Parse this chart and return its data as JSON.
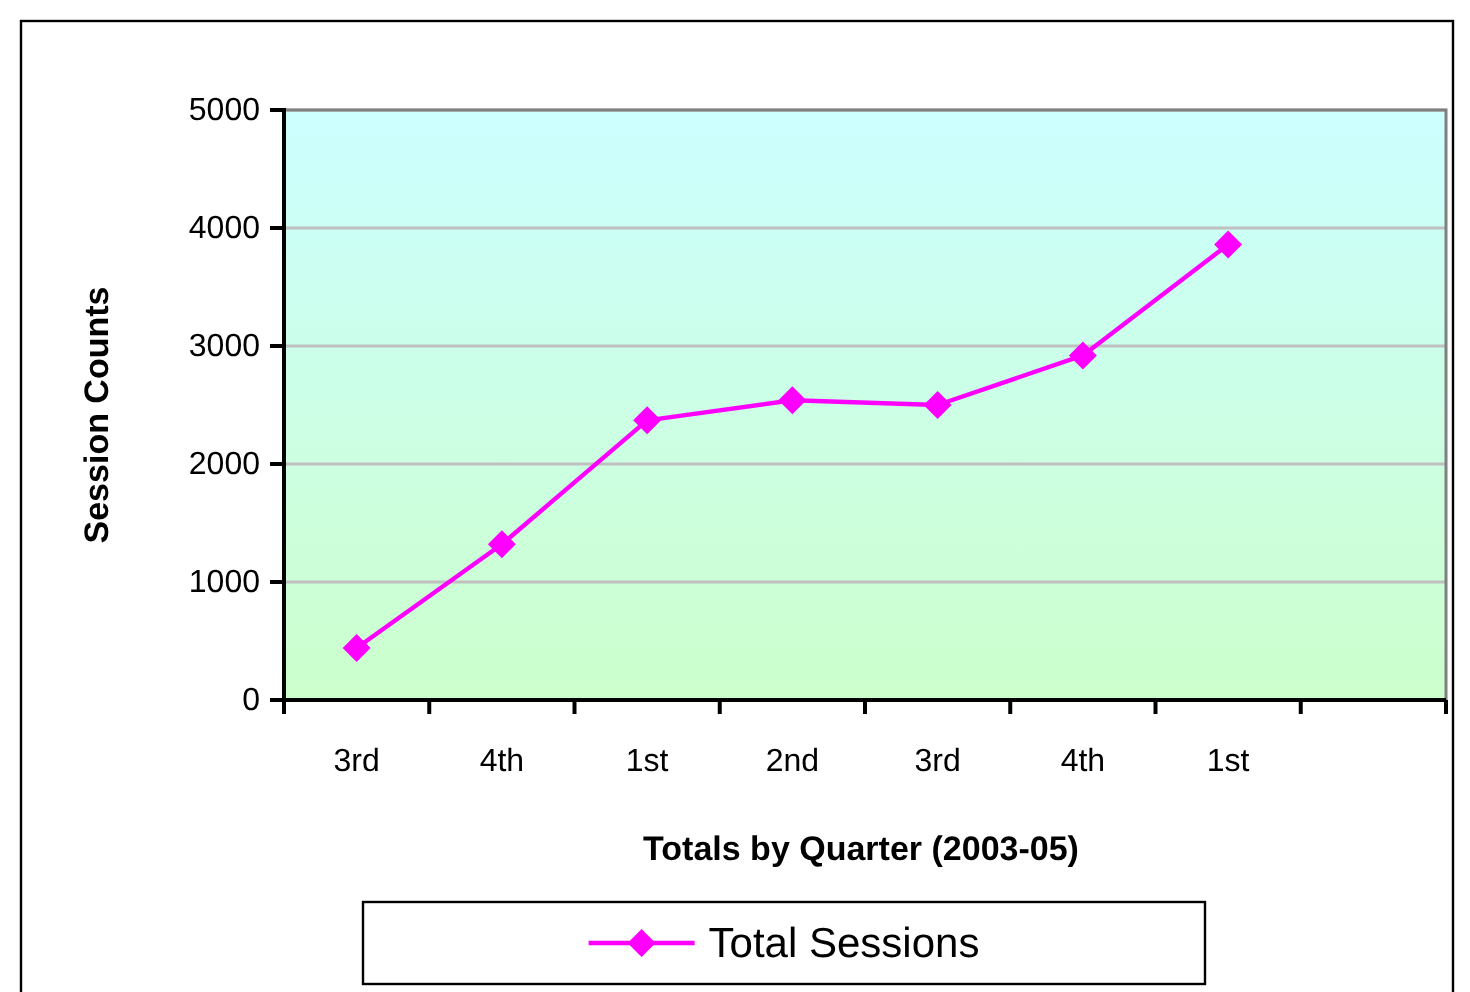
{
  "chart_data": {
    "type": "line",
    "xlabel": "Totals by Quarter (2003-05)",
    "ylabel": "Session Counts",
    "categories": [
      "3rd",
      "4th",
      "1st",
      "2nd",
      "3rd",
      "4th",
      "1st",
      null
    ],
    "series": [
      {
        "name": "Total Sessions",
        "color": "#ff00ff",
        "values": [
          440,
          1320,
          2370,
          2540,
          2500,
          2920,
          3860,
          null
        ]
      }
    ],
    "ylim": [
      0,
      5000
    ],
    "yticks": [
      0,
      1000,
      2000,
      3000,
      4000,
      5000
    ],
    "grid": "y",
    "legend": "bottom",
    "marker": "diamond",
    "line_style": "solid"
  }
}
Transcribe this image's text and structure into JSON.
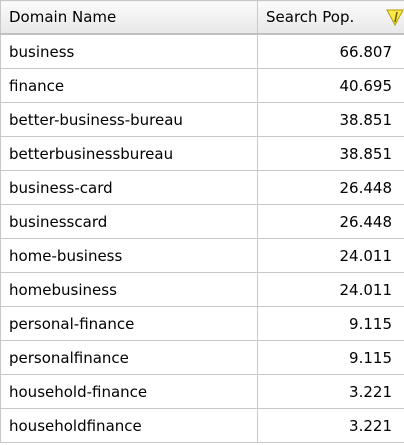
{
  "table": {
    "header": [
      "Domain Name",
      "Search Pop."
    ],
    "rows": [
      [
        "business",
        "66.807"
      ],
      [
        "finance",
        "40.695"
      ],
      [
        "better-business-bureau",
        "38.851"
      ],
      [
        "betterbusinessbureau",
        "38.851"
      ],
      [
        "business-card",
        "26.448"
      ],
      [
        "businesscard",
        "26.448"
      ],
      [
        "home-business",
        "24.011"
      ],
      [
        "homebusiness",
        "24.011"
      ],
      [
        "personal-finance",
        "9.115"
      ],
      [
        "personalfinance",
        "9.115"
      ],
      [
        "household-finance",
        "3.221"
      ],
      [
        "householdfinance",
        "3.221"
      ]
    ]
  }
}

·····

_The request:_
From the data above, write out everything exactly except the pictures.

_Response for this exercise:_
Parse this chart and return its data as JSON.
{
  "chart_data": {
    "type": "line",
    "xlabel": "Totals by Quarter (2003-05)",
    "ylabel": "Session Counts",
    "categories": [
      "3rd",
      "4th",
      "1st",
      "2nd",
      "3rd",
      "4th",
      "1st",
      null
    ],
    "series": [
      {
        "name": "Total Sessions",
        "color": "#ff00ff",
        "values": [
          440,
          1320,
          2370,
          2540,
          2500,
          2920,
          3860,
          null
        ]
      }
    ],
    "ylim": [
      0,
      5000
    ],
    "yticks": [
      0,
      1000,
      2000,
      3000,
      4000,
      5000
    ],
    "grid": "y",
    "legend": "bottom",
    "marker": "diamond",
    "line_style": "solid"
  }
}
Transcribe this image's text and structure into JSON.
{
  "table": {
    "header": [
      "Domain Name",
      "Search Pop."
    ],
    "rows": [
      [
        "business",
        "66.807"
      ],
      [
        "finance",
        "40.695"
      ],
      [
        "better-business-bureau",
        "38.851"
      ],
      [
        "betterbusinessbureau",
        "38.851"
      ],
      [
        "business-card",
        "26.448"
      ],
      [
        "businesscard",
        "26.448"
      ],
      [
        "home-business",
        "24.011"
      ],
      [
        "homebusiness",
        "24.011"
      ],
      [
        "personal-finance",
        "9.115"
      ],
      [
        "personalfinance",
        "9.115"
      ],
      [
        "household-finance",
        "3.221"
      ],
      [
        "householdfinance",
        "3.221"
      ]
    ]
  }
}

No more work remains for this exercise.